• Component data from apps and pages
╭──
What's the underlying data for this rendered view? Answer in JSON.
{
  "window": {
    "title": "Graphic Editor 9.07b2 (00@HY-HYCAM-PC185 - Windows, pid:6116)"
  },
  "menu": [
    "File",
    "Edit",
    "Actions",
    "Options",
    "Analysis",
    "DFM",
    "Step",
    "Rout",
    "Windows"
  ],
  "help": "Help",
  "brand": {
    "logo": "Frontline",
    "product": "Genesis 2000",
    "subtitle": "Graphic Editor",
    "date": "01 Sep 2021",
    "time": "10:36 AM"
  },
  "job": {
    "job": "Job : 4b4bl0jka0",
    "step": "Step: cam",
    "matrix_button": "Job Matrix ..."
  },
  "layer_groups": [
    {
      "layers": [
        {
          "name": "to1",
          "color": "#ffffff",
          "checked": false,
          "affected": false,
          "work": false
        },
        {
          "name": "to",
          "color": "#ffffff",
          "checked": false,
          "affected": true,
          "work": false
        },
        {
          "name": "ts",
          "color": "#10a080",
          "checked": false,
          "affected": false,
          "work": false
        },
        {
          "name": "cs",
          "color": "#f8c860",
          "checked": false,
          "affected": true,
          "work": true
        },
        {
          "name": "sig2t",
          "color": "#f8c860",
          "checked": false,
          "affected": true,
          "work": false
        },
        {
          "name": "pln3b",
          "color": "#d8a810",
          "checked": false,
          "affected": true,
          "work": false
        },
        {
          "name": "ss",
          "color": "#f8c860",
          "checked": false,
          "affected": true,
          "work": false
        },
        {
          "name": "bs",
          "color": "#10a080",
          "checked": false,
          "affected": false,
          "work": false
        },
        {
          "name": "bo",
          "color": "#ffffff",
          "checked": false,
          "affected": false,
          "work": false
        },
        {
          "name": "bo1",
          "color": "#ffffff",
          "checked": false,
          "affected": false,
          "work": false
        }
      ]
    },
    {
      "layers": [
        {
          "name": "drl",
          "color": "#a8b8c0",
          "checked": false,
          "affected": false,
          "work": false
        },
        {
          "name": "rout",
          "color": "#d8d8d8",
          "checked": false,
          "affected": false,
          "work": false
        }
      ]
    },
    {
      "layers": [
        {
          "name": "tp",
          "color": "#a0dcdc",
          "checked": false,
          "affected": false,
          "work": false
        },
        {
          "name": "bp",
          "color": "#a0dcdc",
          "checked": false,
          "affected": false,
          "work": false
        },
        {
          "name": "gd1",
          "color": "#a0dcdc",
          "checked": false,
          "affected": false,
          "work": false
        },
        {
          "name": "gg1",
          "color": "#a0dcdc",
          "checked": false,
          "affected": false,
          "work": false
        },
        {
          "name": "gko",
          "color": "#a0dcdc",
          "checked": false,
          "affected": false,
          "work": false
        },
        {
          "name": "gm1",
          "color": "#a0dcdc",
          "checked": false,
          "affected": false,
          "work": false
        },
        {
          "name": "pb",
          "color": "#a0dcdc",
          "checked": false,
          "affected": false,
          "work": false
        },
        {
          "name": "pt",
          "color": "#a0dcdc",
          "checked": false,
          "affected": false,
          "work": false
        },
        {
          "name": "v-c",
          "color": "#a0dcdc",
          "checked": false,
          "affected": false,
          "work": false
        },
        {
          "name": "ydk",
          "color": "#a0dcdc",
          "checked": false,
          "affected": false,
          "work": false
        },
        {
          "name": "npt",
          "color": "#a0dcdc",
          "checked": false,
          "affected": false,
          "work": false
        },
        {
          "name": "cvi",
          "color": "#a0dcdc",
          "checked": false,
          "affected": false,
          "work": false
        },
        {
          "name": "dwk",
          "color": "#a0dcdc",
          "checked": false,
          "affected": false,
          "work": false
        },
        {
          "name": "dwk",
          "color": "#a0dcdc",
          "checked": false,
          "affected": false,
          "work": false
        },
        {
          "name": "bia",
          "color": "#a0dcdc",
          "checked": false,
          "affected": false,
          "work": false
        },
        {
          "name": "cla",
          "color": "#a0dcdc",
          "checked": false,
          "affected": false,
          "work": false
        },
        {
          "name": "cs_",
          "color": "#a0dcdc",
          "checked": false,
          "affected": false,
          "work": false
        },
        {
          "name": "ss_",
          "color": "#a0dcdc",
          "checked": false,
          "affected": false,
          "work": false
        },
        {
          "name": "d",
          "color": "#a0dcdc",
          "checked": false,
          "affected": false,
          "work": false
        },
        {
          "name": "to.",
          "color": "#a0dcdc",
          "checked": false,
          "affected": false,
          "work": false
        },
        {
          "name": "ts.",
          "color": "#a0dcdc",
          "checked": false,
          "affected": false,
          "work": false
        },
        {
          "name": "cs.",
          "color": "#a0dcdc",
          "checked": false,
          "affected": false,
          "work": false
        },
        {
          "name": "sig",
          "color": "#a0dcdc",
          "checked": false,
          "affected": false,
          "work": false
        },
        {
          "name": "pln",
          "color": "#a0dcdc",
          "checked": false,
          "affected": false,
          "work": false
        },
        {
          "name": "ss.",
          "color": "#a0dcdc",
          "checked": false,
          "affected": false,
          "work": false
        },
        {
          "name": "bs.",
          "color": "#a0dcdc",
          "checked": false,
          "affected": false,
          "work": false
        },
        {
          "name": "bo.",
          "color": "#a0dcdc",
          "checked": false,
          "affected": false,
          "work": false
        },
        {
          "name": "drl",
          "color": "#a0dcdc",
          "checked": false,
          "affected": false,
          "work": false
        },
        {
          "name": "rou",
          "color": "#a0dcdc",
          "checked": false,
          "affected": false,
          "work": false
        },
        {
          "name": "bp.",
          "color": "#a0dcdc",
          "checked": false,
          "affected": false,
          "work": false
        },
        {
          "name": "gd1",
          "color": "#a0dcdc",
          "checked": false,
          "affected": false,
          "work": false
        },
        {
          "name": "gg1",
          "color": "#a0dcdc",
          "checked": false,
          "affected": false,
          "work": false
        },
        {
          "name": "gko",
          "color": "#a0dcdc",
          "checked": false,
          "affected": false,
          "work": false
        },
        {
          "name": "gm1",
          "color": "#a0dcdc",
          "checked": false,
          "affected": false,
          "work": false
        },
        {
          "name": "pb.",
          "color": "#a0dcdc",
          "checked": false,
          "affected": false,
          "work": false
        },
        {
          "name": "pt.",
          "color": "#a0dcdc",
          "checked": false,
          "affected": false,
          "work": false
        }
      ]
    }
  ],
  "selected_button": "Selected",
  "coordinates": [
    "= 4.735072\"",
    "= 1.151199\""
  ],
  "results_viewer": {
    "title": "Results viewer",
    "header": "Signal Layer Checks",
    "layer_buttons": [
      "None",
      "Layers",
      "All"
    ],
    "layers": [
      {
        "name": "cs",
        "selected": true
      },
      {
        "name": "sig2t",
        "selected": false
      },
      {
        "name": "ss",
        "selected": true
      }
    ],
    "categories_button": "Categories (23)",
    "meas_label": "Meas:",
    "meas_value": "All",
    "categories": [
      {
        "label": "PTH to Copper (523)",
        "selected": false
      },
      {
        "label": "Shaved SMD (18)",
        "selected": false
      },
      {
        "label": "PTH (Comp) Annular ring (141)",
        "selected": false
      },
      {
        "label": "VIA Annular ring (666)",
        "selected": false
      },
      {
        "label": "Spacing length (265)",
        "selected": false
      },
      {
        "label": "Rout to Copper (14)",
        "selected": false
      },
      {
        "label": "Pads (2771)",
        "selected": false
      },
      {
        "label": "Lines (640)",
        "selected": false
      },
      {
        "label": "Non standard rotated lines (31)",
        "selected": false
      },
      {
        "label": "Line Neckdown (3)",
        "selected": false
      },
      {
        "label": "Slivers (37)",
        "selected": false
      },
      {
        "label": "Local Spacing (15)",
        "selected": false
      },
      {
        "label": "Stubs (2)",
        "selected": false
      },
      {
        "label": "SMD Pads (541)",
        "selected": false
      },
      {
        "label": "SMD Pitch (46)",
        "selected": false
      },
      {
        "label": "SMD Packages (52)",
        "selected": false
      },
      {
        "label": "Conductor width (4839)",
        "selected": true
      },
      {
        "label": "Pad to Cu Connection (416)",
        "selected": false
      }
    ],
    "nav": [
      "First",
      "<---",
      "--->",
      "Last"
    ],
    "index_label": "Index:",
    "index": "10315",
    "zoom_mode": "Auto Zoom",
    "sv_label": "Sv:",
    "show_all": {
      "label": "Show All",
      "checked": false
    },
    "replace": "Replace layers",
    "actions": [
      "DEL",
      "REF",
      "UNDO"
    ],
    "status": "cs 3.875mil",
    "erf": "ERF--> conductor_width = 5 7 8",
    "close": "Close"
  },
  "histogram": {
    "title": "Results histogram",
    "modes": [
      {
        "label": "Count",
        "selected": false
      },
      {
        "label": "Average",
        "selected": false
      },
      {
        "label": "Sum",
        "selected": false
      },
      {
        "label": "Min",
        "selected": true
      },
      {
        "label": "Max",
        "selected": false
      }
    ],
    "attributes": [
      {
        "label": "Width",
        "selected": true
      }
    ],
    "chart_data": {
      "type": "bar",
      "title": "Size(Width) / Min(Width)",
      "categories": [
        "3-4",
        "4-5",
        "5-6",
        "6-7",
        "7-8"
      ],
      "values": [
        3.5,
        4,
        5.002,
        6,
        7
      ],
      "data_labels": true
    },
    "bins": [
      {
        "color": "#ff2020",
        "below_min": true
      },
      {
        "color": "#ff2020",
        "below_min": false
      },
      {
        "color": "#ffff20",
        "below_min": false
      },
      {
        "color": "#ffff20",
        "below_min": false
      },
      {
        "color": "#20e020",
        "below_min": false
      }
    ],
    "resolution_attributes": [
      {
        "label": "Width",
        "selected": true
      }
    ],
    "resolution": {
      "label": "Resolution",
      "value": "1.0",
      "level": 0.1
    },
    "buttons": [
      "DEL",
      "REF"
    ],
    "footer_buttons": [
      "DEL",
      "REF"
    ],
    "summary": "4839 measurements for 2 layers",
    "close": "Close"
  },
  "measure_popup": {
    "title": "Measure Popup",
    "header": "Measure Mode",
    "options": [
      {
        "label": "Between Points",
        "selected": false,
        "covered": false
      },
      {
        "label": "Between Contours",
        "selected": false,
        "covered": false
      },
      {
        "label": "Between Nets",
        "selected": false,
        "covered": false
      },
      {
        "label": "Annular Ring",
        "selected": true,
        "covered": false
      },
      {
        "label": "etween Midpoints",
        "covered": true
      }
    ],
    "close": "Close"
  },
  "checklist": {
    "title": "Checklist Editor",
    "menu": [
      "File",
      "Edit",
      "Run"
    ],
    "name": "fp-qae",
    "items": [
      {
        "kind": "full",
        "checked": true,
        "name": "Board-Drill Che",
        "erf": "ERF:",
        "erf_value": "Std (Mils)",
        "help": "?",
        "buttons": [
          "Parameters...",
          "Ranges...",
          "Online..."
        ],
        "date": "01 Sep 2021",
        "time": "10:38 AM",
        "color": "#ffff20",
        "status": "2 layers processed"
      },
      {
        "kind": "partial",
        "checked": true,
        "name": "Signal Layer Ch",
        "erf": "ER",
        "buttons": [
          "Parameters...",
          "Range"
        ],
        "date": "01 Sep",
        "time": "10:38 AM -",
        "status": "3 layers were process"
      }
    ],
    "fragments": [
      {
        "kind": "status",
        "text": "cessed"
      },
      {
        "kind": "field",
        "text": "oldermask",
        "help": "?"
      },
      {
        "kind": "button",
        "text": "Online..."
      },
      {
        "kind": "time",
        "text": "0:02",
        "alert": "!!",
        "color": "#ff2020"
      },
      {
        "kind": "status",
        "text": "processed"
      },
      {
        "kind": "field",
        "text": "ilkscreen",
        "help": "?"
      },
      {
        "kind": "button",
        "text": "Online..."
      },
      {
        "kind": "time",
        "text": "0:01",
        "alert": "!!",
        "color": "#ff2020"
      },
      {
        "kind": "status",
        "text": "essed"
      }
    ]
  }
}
╰──
Look over the records above and filter for each line with the word "header".

• ANSWER FOR THIS EXERCISE
    "header": "Signal Layer Checks",
    "header": "Measure Mode",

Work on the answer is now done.